(AIM OF THE TASK): Write down each entry again, exactly as it reads.

(RECORDED INFORMATION):
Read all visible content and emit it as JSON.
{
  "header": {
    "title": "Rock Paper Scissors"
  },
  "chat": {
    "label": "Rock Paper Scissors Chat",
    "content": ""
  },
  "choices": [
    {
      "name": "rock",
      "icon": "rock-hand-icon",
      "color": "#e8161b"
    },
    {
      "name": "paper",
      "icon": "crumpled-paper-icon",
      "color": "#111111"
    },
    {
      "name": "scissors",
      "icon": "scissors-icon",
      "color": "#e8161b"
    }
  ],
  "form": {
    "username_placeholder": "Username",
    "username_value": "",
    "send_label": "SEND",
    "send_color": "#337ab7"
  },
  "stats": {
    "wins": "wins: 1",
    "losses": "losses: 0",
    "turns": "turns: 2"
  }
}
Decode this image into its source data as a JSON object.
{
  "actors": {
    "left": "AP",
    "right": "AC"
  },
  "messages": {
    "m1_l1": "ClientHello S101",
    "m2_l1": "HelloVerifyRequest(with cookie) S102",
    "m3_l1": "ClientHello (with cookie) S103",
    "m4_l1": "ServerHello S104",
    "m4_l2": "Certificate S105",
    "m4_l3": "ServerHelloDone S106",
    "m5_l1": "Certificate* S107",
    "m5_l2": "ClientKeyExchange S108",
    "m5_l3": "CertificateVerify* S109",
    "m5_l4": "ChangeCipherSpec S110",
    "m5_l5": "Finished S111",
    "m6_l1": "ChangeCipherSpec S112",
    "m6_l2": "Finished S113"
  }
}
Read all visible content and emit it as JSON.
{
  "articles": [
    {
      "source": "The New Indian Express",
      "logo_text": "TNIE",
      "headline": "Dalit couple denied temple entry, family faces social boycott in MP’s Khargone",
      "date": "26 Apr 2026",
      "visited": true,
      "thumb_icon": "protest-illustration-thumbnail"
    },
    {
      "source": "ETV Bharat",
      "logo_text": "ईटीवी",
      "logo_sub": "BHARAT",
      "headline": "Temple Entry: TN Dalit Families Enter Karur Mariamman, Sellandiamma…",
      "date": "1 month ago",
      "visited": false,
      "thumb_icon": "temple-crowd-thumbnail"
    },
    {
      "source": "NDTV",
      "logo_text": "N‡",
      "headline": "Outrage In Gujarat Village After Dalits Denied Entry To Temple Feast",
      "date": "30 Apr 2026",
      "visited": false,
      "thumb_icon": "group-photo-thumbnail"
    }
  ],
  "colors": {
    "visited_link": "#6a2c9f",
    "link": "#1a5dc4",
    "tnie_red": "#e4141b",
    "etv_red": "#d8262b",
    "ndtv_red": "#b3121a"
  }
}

(WRITTEN ANSWER):
Read all visible content and emit it as JSON.
{
  "header": {
    "title": "Rock Paper Scissors"
  },
  "chat": {
    "label": "Rock Paper Scissors Chat",
    "content": ""
  },
  "choices": [
    {
      "name": "rock",
      "icon": "rock-hand-icon",
      "color": "#e8161b"
    },
    {
      "name": "paper",
      "icon": "crumpled-paper-icon",
      "color": "#111111"
    },
    {
      "name": "scissors",
      "icon": "scissors-icon",
      "color": "#e8161b"
    }
  ],
  "form": {
    "username_placeholder": "Username",
    "username_value": "",
    "send_label": "SEND",
    "send_color": "#337ab7"
  },
  "stats": {
    "wins": "wins: 1",
    "losses": "losses: 0",
    "turns": "turns: 2"
  }
}
Decode this image into its source data as a JSON object.
{
  "actors": {
    "left": "AP",
    "right": "AC"
  },
  "messages": {
    "m1_l1": "ClientHello S101",
    "m2_l1": "HelloVerifyRequest(with cookie) S102",
    "m3_l1": "ClientHello (with cookie) S103",
    "m4_l1": "ServerHello S104",
    "m4_l2": "Certificate S105",
    "m4_l3": "ServerHelloDone S106",
    "m5_l1": "Certificate* S107",
    "m5_l2": "ClientKeyExchange S108",
    "m5_l3": "CertificateVerify* S109",
    "m5_l4": "ChangeCipherSpec S110",
    "m5_l5": "Finished S111",
    "m6_l1": "ChangeCipherSpec S112",
    "m6_l2": "Finished S113"
  }
}
Read all visible content and emit it as JSON.
{
  "articles": [
    {
      "source": "The New Indian Express",
      "logo_text": "TNIE",
      "headline": "Dalit couple denied temple entry, family faces social boycott in MP’s Khargone",
      "date": "26 Apr 2026",
      "visited": true,
      "thumb_icon": "protest-illustration-thumbnail"
    },
    {
      "source": "ETV Bharat",
      "logo_text": "ईटीवी",
      "logo_sub": "BHARAT",
      "headline": "Temple Entry: TN Dalit Families Enter Karur Mariamman, Sellandiamma…",
      "date": "1 month ago",
      "visited": false,
      "thumb_icon": "temple-crowd-thumbnail"
    },
    {
      "source": "NDTV",
      "logo_text": "N‡",
      "headline": "Outrage In Gujarat Village After Dalits Denied Entry To Temple Feast",
      "date": "30 Apr 2026",
      "visited": false,
      "thumb_icon": "group-photo-thumbnail"
    }
  ],
  "colors": {
    "visited_link": "#6a2c9f",
    "link": "#1a5dc4",
    "tnie_red": "#e4141b",
    "etv_red": "#d8262b",
    "ndtv_red": "#b3121a"
  }
}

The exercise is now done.